### Instruction
Format every line of the records below as a JSON list of strings, one string per line, leaving out blank lines.

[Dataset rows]
|---|

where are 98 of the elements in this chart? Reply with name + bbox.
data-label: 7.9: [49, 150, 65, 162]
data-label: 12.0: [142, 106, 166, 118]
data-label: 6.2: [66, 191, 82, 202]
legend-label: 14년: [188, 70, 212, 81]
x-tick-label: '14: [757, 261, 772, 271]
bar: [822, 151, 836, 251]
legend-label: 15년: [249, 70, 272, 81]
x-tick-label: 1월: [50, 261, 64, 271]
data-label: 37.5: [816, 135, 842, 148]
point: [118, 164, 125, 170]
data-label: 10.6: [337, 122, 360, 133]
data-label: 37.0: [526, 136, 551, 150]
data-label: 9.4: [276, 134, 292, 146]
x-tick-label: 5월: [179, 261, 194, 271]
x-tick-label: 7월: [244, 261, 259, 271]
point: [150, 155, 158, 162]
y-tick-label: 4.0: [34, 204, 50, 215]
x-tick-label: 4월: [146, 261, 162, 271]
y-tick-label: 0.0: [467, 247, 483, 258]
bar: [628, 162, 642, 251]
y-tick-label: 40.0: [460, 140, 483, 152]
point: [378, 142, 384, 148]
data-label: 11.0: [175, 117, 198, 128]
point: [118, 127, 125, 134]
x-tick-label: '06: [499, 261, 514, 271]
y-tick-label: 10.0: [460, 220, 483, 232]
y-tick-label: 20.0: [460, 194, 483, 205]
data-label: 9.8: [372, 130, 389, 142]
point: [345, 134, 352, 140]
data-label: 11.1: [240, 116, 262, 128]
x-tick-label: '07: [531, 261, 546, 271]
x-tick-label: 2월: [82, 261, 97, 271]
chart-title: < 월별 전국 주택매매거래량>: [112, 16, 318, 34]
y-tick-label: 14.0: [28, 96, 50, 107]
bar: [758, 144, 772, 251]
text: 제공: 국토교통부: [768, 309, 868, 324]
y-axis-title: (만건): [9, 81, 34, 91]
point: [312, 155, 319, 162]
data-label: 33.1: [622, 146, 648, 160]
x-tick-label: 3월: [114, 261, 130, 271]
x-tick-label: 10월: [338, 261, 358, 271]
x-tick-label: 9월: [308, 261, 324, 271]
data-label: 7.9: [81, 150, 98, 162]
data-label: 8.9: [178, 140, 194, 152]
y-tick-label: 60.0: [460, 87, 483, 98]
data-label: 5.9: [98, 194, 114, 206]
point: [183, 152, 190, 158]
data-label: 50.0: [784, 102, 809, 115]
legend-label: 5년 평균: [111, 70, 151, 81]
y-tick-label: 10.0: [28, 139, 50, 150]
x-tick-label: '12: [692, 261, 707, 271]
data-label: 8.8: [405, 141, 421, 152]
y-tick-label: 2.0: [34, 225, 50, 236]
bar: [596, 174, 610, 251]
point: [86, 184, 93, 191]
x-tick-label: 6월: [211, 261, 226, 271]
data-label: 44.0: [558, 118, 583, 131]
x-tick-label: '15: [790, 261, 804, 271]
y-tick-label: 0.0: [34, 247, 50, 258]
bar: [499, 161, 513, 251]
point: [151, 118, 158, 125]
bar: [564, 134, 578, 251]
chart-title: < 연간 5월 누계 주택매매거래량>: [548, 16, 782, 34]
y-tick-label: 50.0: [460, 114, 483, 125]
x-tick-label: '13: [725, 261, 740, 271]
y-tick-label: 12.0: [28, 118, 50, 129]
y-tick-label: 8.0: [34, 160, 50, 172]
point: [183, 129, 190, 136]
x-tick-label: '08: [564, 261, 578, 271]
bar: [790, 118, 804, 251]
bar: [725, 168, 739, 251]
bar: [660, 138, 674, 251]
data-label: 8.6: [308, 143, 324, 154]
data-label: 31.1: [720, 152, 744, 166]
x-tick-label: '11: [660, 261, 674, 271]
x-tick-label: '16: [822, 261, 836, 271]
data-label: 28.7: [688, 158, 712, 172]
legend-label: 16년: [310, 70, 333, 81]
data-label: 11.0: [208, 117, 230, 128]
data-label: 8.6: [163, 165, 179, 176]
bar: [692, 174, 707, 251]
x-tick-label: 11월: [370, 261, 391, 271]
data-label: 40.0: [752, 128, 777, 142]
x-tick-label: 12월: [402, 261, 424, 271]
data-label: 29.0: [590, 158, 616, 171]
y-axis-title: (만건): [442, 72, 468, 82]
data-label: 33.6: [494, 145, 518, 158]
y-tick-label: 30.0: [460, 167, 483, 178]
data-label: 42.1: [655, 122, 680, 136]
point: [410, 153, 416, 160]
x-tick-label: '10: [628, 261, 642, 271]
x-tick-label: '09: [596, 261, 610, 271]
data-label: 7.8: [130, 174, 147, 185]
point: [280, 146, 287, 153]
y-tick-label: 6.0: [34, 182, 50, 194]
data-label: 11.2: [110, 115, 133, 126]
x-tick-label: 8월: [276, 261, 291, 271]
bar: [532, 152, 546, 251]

|---|

### Result of this exercise
[
  "where are 98 of the elements in this chart? Reply with name + bbox.",
  "data-label: 7.9: [49, 150, 65, 162]",
  "data-label: 12.0: [142, 106, 166, 118]",
  "data-label: 6.2: [66, 191, 82, 202]",
  "legend-label: 14년: [188, 70, 212, 81]",
  "x-tick-label: '14: [757, 261, 772, 271]",
  "bar: [822, 151, 836, 251]",
  "legend-label: 15년: [249, 70, 272, 81]",
  "x-tick-label: 1월: [50, 261, 64, 271]",
  "data-label: 37.5: [816, 135, 842, 148]",
  "point: [118, 164, 125, 170]",
  "data-label: 10.6: [337, 122, 360, 133]",
  "data-label: 37.0: [526, 136, 551, 150]",
  "data-label: 9.4: [276, 134, 292, 146]",
  "x-tick-label: 5월: [179, 261, 194, 271]",
  "x-tick-label: 7월: [244, 261, 259, 271]",
  "point: [150, 155, 158, 162]",
  "y-tick-label: 4.0: [34, 204, 50, 215]",
  "x-tick-label: 4월: [146, 261, 162, 271]",
  "y-tick-label: 0.0: [467, 247, 483, 258]",
  "bar: [628, 162, 642, 251]",
  "y-tick-label: 40.0: [460, 140, 483, 152]",
  "point: [378, 142, 384, 148]",
  "data-label: 11.0: [175, 117, 198, 128]",
  "point: [118, 127, 125, 134]",
  "x-tick-label: '06: [499, 261, 514, 271]",
  "y-tick-label: 10.0: [460, 220, 483, 232]",
  "y-tick-label: 20.0: [460, 194, 483, 205]",
  "data-label: 9.8: [372, 130, 389, 142]",
  "point: [345, 134, 352, 140]",
  "data-label: 11.1: [240, 116, 262, 128]",
  "x-tick-label: '07: [531, 261, 546, 271]",
  "x-tick-label: 2월: [82, 261, 97, 271]",
  "chart-title: < 월별 전국 주택매매거래량>: [112, 16, 318, 34]",
  "y-tick-label: 14.0: [28, 96, 50, 107]",
  "bar: [758, 144, 772, 251]",
  "text: 제공: 국토교통부: [768, 309, 868, 324]",
  "y-axis-title: (만건): [9, 81, 34, 91]",
  "point: [312, 155, 319, 162]",
  "data-label: 33.1: [622, 146, 648, 160]",
  "x-tick-label: 3월: [114, 261, 130, 271]",
  "x-tick-label: 10월: [338, 261, 358, 271]",
  "x-tick-label: 9월: [308, 261, 324, 271]",
  "data-label: 7.9: [81, 150, 98, 162]",
  "data-label: 8.9: [178, 140, 194, 152]",
  "y-tick-label: 60.0: [460, 87, 483, 98]",
  "data-label: 5.9: [98, 194, 114, 206]",
  "point: [183, 152, 190, 158]",
  "data-label: 50.0: [784, 102, 809, 115]",
  "legend-label: 5년 평균: [111, 70, 151, 81]",
  "y-tick-label: 10.0: [28, 139, 50, 150]",
  "x-tick-label: '12: [692, 261, 707, 271]",
  "data-label: 8.8: [405, 141, 421, 152]",
  "y-tick-label: 2.0: [34, 225, 50, 236]",
  "bar: [596, 174, 610, 251]",
  "point: [86, 184, 93, 191]",
  "x-tick-label: 6월: [211, 261, 226, 271]",
  "data-label: 44.0: [558, 118, 583, 131]",
  "x-tick-label: '15: [790, 261, 804, 271]",
  "y-tick-label: 0.0: [34, 247, 50, 258]",
  "bar: [499, 161, 513, 251]",
  "point: [151, 118, 158, 125]",
  "bar: [564, 134, 578, 251]",
  "chart-title: < 연간 5월 누계 주택매매거래량>: [548, 16, 782, 34]",
  "y-tick-label: 50.0: [460, 114, 483, 125]",
  "x-tick-label: '13: [725, 261, 740, 271]",
  "y-tick-label: 12.0: [28, 118, 50, 129]",
  "y-tick-label: 8.0: [34, 160, 50, 172]",
  "point: [183, 129, 190, 136]",
  "x-tick-label: '08: [564, 261, 578, 271]",
  "bar: [790, 118, 804, 251]",
  "bar: [725, 168, 739, 251]",
  "bar: [660, 138, 674, 251]",
  "data-label: 8.6: [308, 143, 324, 154]",
  "data-label: 31.1: [720, 152, 744, 166]",
  "x-tick-label: '11: [660, 261, 674, 271]",
  "x-tick-label: '16: [822, 261, 836, 271]",
  "data-label: 28.7: [688, 158, 712, 172]",
  "legend-label: 16년: [310, 70, 333, 81]",
  "data-label: 11.0: [208, 117, 230, 128]",
  "data-label: 8.6: [163, 165, 179, 176]",
  "bar: [692, 174, 707, 251]",
  "x-tick-label: 11월: [370, 261, 391, 271]",
  "data-label: 40.0: [752, 128, 777, 142]",
  "x-tick-label: 12월: [402, 261, 424, 271]",
  "data-label: 29.0: [590, 158, 616, 171]",
  "y-axis-title: (만건): [442, 72, 468, 82]",
  "data-label: 33.6: [494, 145, 518, 158]",
  "y-tick-label: 30.0: [460, 167, 483, 178]",
  "data-label: 42.1: [655, 122, 680, 136]",
  "point: [410, 153, 416, 160]",
  "x-tick-label: '10: [628, 261, 642, 271]",
  "x-tick-label: '09: [596, 261, 610, 271]",
  "data-label: 7.8: [130, 174, 147, 185]",
  "point: [280, 146, 287, 153]",
  "y-tick-label: 6.0: [34, 182, 50, 194]",
  "data-label: 11.2: [110, 115, 133, 126]",
  "x-tick-label: 8월: [276, 261, 291, 271]",
  "bar: [532, 152, 546, 251]"
]